§ Stated task
Pull each line holding "BEUKENLAAN" out of the entries below.

[begin Material]

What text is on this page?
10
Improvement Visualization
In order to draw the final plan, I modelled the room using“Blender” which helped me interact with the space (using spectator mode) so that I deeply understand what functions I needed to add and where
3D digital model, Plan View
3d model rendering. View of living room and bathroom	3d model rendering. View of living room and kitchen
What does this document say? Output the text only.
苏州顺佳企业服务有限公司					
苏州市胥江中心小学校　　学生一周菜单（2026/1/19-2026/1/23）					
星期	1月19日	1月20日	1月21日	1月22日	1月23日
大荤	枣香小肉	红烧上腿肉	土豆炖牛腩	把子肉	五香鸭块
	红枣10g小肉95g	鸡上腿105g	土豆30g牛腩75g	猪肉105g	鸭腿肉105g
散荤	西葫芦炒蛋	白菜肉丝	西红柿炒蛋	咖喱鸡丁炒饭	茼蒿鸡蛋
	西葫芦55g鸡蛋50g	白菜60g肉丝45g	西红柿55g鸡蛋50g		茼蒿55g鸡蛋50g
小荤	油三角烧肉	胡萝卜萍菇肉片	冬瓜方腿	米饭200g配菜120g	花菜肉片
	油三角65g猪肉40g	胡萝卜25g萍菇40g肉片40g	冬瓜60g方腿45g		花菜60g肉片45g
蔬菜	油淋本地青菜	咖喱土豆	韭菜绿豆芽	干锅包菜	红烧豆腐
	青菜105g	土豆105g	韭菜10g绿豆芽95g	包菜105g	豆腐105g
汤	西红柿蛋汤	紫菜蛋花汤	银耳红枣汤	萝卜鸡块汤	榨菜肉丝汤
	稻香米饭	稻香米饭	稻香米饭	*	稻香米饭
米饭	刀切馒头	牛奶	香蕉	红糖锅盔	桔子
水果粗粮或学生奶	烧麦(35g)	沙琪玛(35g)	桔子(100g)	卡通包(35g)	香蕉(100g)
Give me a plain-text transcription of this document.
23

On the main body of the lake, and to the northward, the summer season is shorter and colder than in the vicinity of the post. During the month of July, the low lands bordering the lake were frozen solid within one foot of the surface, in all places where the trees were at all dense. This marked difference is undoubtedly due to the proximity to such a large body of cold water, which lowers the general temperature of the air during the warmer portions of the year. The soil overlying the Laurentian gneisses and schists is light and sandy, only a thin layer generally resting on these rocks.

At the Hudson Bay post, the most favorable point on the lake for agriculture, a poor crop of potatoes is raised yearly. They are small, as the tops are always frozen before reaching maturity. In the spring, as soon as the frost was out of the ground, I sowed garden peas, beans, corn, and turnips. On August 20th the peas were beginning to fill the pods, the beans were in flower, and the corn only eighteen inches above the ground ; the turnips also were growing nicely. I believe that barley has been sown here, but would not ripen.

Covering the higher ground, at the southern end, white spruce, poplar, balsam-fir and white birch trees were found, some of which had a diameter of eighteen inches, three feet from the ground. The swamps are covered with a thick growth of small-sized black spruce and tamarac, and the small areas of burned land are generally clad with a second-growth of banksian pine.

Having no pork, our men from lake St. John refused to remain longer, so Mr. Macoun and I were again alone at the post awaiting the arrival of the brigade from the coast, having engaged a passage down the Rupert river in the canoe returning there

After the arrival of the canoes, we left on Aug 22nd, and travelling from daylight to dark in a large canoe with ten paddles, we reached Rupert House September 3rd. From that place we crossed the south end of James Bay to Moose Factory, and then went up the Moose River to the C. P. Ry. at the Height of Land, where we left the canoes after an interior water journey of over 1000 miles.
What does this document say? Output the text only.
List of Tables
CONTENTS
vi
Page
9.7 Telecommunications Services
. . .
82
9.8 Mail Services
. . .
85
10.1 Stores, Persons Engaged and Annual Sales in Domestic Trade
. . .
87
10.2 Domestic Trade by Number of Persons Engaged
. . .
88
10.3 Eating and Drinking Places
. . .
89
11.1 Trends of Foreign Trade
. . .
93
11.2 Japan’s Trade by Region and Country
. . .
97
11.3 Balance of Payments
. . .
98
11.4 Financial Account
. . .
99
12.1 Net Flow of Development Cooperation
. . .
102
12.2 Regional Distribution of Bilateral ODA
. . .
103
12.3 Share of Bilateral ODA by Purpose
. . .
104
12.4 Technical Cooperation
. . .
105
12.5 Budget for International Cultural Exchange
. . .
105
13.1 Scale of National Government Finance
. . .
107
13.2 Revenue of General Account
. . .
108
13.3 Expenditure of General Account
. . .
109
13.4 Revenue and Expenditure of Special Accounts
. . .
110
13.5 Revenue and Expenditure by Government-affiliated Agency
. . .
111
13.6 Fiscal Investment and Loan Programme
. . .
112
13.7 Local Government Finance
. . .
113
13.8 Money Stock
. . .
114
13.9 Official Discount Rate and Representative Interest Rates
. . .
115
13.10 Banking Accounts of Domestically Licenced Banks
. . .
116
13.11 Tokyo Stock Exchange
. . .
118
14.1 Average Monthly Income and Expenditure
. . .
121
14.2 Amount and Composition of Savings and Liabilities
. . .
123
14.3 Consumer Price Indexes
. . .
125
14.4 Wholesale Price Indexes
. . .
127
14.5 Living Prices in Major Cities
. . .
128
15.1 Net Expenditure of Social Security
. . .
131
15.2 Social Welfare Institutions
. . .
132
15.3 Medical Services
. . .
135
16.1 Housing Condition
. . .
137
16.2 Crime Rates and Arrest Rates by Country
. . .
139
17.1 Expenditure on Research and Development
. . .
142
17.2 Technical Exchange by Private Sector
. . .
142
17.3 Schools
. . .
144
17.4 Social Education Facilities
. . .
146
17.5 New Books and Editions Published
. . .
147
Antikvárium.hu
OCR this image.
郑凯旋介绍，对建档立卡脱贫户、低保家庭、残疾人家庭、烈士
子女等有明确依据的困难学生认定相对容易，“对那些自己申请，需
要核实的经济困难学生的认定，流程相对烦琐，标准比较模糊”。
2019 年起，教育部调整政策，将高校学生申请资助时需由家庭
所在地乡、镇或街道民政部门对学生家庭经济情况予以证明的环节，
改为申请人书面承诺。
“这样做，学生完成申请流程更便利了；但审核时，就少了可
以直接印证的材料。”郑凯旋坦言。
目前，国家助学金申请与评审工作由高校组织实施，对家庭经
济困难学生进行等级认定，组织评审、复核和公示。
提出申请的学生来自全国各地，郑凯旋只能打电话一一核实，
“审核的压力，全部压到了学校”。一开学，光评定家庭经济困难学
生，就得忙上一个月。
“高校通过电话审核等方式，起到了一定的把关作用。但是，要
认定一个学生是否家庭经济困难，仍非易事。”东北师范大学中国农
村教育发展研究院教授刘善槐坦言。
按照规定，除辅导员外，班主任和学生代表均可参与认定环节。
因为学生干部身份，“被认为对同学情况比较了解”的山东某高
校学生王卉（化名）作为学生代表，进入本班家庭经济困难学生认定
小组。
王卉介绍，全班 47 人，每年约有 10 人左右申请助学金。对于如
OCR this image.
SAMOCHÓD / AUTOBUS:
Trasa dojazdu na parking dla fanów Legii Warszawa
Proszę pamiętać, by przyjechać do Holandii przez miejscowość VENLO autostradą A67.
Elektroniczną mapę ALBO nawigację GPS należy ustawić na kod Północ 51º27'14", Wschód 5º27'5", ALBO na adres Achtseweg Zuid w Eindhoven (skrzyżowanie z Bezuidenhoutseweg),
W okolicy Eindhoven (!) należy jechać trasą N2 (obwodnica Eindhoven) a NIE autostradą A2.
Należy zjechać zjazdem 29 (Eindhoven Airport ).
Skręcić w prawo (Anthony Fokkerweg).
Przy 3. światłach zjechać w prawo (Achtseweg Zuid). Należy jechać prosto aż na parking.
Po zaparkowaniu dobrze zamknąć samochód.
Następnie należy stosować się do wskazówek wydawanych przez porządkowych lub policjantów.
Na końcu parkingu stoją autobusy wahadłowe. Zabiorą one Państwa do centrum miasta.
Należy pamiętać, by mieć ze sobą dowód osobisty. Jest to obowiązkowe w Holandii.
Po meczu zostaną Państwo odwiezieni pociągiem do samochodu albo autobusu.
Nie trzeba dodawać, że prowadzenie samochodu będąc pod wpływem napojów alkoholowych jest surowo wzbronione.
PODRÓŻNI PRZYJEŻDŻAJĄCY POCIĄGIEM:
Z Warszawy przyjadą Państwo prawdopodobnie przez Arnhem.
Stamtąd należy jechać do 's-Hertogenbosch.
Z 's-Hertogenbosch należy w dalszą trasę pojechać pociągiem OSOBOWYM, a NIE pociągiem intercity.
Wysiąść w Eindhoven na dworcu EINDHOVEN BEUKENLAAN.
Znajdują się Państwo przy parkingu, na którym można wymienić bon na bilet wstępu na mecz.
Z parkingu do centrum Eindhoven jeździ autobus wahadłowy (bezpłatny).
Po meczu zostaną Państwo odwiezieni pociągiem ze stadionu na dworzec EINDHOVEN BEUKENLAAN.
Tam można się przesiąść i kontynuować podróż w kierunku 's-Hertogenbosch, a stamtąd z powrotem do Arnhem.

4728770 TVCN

[end Material]

§ In response
Wysiąść w Eindhoven na dworcu EINDHOVEN BEUKENLAAN.
Po meczu zostaną Państwo odwiezieni pociągiem ze stadionu na dworzec EINDHOVEN BEUKENLAAN.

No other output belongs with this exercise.